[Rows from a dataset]
-- START --
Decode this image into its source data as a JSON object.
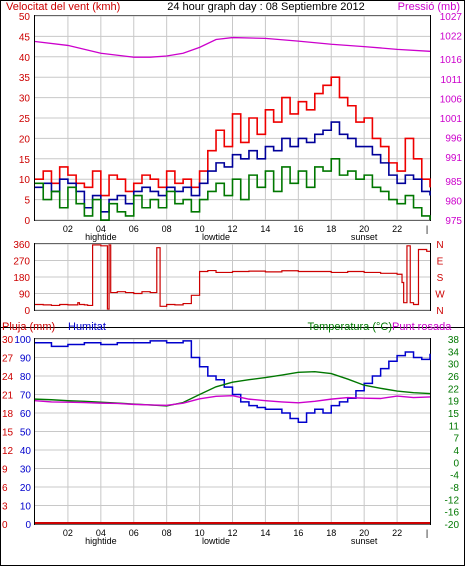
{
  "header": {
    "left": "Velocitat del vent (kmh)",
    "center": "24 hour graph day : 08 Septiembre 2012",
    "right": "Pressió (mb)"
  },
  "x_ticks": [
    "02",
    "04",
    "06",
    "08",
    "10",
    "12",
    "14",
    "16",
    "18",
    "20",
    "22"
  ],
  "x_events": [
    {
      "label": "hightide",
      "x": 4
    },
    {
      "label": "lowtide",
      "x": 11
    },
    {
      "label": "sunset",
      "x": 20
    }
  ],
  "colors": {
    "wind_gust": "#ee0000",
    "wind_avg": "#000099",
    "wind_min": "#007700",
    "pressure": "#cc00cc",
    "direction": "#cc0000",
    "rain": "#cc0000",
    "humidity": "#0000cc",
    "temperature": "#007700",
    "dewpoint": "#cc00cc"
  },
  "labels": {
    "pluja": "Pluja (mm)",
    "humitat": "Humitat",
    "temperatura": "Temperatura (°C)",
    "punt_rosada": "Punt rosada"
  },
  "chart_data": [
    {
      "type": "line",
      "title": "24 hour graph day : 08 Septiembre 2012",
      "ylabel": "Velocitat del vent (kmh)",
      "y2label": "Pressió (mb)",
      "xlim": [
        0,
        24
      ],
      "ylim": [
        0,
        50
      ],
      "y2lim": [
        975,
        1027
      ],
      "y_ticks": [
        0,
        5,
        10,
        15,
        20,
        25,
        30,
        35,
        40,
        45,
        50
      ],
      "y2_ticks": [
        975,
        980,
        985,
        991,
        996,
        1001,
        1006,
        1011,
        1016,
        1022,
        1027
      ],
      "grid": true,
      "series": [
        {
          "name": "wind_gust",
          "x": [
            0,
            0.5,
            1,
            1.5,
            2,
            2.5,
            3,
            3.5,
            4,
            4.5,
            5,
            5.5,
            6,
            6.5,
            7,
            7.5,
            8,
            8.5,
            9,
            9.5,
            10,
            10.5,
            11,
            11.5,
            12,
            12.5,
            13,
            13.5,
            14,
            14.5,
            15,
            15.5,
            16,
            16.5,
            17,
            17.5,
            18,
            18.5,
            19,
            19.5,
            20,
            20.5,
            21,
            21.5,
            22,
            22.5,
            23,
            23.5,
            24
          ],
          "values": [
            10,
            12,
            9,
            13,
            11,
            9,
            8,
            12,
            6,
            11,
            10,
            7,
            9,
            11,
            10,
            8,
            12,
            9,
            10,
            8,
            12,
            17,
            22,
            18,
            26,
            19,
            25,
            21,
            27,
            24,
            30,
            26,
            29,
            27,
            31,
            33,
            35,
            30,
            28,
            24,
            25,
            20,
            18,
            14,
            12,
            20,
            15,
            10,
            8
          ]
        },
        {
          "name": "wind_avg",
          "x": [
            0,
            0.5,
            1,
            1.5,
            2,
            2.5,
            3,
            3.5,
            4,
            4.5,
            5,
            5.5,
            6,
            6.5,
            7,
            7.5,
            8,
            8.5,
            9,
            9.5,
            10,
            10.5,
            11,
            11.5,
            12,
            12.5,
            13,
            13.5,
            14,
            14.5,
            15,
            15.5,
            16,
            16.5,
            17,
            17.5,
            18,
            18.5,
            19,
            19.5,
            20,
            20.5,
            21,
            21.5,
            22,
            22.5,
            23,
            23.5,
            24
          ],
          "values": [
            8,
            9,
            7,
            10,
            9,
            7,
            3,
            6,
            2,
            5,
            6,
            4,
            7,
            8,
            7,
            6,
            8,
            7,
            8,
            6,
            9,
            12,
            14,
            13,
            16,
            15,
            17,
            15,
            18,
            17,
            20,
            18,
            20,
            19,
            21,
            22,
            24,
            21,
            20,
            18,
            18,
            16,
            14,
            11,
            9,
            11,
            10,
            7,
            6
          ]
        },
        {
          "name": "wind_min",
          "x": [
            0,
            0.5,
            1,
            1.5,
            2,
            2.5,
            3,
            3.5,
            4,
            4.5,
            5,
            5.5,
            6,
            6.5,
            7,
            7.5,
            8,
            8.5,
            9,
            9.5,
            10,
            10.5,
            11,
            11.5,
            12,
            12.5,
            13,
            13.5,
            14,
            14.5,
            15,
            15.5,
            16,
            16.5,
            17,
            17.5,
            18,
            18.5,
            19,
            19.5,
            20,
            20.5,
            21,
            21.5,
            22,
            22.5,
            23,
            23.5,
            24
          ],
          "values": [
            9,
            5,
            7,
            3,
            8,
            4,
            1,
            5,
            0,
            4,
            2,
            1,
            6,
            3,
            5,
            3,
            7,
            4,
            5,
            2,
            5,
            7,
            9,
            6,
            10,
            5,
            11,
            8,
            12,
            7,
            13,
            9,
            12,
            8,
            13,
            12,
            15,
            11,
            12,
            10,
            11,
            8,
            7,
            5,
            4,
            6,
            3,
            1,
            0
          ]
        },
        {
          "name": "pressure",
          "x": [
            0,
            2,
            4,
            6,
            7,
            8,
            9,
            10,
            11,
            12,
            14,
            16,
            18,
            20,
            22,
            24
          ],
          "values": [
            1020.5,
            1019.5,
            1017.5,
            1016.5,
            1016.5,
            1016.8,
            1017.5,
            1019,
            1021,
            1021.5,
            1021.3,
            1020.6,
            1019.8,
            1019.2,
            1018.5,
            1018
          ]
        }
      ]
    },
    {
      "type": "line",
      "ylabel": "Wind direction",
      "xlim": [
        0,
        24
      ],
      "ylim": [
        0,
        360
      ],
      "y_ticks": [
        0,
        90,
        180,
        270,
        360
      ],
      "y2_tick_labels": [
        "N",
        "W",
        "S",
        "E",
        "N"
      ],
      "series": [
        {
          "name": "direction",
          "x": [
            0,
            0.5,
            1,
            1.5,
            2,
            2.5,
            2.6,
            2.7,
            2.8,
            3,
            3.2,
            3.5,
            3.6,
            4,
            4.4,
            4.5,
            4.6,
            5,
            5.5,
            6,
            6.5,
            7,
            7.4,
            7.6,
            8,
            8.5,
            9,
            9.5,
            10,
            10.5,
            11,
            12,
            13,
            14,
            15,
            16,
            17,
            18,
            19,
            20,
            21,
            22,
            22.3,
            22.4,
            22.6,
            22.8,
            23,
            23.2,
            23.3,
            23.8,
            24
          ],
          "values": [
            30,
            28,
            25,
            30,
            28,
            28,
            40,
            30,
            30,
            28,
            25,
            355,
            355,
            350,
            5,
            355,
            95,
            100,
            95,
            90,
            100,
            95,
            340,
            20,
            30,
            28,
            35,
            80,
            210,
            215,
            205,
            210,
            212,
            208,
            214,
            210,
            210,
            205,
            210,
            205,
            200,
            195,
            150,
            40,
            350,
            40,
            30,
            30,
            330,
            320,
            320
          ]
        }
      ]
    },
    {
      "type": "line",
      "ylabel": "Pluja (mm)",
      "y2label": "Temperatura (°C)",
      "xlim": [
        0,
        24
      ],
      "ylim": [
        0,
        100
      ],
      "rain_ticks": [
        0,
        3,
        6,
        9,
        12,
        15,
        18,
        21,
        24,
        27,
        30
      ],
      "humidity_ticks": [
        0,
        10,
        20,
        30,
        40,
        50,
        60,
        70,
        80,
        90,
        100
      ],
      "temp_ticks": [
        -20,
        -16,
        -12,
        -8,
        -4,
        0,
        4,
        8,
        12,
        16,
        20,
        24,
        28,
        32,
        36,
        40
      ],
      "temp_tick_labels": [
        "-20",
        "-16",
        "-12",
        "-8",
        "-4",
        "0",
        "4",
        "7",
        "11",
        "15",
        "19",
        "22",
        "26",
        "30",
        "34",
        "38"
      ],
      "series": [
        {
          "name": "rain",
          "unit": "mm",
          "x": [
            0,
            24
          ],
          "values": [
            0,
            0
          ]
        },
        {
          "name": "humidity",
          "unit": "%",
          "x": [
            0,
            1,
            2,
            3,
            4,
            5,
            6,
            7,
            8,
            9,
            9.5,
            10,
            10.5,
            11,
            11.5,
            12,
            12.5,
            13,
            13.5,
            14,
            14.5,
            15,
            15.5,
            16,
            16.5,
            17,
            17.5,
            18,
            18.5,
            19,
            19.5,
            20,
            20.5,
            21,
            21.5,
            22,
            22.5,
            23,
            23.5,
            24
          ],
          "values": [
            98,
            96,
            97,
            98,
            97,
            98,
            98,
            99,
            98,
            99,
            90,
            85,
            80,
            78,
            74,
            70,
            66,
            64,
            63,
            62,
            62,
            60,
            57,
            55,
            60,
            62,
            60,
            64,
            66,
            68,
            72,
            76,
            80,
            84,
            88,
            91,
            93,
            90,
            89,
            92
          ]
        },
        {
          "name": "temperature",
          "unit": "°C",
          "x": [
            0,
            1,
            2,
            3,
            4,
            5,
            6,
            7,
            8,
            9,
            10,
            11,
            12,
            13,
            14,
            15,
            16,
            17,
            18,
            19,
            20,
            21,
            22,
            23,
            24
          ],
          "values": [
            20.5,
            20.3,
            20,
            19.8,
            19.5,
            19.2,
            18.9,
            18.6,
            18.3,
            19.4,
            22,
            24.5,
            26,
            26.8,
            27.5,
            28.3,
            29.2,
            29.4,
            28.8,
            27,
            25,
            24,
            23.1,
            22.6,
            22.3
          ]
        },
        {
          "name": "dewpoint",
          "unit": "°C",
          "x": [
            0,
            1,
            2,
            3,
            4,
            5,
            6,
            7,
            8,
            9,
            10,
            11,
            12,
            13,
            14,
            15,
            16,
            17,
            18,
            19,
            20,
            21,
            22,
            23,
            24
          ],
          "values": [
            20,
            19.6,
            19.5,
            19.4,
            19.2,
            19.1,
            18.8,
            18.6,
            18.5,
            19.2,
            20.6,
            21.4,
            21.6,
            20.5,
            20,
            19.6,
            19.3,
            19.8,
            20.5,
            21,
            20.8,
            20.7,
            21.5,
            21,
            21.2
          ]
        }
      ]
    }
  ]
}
-- END --
### TASK:
How many lines in these entries contain the string "Temperatura"? State the number and nothing more.

### WRITTEN SOLUTION:
2